▶ **INSTRUCTIONS FOR THE TASK**: Reproduce word for word the passage of the news report below that opens with the words containing "No property or" and closes with "died in Tottenham.".

▶ **READING PASSAGE**:

No property or any one else was harmed in the blaze.
Detectives are appealing for witnesses to come forward, to try to explain how Mr Nolan came to catch flames.
Met Police officer PC Damien Ait-Amer, the investigating officer on the case said: 'We have spoken with a number of witnesses who saw Mr Nolan abalze, but we have yet to establish how the fire started.
"Mr Nolan was a well-liked member of the community and none of our enquiries so far have indicated that he had been involved in a dispute of any sort.
"Nor does any account given by witnesses suggest that he had been in contact with another person at the time of the fire."
Mr Nolan followed his sister Mary to London in the 1960s and were later joined by their other three siblings.
He had been living in a few streets away from where he died in Tottenham.
A post-mortem examination gave his cause of death as severe burns. His inquest will open at Barnet Coroner's Court on March 13 next year.
No arrests were made in connection with his death, which happened on September 17 and it is still being treated as unexplained.
At the time, his family told the Irish Post of their heartbreak.
His brother-in-law Tom Byrne said: "John wouldn't hurt so much as a butterfly.
"In fact he'd find a way to bring the butterfly home and care for it. He was a gentle man who would do anything you asked of him."
He was described by neighbours as "gentleman" and a "truly lovely man".

▶ **PROVIDED DATA**:
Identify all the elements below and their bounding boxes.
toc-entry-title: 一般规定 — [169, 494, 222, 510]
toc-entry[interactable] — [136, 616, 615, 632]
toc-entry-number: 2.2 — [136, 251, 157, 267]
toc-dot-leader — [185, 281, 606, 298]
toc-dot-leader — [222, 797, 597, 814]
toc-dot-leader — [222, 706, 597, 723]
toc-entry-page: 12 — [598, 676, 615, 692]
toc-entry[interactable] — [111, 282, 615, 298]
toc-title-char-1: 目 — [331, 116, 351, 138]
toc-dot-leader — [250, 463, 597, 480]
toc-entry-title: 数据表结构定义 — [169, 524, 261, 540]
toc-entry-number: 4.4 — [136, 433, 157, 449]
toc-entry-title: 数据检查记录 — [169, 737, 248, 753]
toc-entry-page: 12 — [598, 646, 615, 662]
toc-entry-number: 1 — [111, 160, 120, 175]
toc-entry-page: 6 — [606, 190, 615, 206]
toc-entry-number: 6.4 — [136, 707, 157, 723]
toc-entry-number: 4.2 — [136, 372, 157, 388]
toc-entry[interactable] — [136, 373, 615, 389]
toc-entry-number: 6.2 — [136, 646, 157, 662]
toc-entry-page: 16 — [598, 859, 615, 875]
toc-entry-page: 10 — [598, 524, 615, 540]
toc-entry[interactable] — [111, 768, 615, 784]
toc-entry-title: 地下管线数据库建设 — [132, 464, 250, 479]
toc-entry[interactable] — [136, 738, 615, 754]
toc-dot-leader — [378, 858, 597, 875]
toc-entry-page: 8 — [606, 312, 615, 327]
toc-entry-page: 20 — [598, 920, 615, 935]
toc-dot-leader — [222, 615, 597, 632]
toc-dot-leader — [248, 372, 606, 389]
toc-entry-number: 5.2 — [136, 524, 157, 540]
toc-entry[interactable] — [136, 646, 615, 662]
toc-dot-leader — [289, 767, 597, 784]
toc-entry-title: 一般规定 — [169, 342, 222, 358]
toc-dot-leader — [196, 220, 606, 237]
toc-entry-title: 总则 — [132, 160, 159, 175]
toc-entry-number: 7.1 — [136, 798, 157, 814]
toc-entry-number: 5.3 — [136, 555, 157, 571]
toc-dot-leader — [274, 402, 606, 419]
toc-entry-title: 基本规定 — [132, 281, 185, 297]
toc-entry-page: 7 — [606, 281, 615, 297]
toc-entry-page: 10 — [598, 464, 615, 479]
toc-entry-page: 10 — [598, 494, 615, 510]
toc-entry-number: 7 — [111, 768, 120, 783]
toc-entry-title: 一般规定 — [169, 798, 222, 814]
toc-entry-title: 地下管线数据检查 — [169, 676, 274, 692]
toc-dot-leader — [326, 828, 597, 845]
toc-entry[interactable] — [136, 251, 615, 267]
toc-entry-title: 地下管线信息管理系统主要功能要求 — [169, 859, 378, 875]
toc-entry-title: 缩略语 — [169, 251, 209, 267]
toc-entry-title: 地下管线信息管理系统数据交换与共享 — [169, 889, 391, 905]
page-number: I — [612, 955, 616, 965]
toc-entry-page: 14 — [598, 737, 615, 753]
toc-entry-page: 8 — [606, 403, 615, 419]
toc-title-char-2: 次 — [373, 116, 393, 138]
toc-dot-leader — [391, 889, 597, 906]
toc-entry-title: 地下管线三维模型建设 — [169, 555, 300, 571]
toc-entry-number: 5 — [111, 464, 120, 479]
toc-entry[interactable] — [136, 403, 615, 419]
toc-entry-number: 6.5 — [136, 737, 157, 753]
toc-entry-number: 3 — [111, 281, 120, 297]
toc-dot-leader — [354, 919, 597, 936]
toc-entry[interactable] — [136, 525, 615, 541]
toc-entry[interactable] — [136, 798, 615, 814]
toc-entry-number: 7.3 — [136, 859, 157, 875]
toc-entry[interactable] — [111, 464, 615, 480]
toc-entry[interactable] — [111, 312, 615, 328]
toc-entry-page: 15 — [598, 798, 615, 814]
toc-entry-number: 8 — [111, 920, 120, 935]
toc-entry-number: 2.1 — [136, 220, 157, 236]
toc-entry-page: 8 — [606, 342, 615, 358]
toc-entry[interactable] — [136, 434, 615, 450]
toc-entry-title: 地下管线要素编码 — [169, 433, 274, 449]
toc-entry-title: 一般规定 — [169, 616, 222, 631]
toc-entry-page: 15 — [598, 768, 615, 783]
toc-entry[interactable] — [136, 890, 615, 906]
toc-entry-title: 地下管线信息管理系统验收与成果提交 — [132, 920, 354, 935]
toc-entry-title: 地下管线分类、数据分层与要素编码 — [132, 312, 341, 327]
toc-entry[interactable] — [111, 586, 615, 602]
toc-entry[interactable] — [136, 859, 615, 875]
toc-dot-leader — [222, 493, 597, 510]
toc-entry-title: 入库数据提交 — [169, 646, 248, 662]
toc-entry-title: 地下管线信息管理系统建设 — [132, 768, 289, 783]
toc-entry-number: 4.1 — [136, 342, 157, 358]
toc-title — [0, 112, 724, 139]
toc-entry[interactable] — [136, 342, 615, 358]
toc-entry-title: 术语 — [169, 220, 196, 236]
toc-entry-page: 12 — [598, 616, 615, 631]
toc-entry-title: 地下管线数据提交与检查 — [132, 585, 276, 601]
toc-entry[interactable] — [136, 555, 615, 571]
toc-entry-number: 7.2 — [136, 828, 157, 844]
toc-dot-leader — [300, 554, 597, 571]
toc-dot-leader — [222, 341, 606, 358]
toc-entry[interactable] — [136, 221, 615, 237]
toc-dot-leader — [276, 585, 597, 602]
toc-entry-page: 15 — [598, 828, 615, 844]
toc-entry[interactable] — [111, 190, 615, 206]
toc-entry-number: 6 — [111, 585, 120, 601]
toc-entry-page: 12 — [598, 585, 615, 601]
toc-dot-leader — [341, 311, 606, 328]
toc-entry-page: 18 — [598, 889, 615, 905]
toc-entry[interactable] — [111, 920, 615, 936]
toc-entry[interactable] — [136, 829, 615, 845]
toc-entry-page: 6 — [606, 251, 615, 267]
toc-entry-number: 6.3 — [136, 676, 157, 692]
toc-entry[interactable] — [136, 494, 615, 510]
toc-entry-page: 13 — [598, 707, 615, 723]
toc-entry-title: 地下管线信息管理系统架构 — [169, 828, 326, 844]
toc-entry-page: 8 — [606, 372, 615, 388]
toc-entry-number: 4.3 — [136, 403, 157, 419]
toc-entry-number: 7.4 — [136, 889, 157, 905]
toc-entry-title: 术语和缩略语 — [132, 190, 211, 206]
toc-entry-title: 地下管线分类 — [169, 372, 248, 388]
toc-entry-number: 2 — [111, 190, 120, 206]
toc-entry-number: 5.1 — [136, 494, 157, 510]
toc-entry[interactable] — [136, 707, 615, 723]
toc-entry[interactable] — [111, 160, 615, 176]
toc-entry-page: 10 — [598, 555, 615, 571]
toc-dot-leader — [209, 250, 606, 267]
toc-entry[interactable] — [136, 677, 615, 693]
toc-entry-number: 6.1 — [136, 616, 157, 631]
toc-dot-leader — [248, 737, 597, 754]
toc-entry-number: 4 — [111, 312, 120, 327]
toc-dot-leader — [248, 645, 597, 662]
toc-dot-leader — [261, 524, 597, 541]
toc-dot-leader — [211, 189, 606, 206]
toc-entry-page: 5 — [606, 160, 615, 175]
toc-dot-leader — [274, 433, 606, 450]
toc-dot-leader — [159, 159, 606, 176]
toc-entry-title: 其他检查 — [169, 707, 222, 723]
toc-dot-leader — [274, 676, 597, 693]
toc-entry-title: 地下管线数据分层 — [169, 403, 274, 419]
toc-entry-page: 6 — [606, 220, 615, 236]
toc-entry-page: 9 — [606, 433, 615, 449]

▶ **RESULT BELOW**:
No property or any one else was harmed in the blaze.
Detectives are appealing for witnesses to come forward, to try to explain how Mr Nolan came to catch flames.
Met Police officer PC Damien Ait-Amer, the investigating officer on the case said: 'We have spoken with a number of witnesses who saw Mr Nolan abalze, but we have yet to establish how the fire started.
"Mr Nolan was a well-liked member of the community and none of our enquiries so far have indicated that he had been involved in a dispute of any sort.
"Nor does any account given by witnesses suggest that he had been in contact with another person at the time of the fire."
Mr Nolan followed his sister Mary to London in the 1960s and were later joined by their other three siblings.
He had been living in a few streets away from where he died in Tottenham.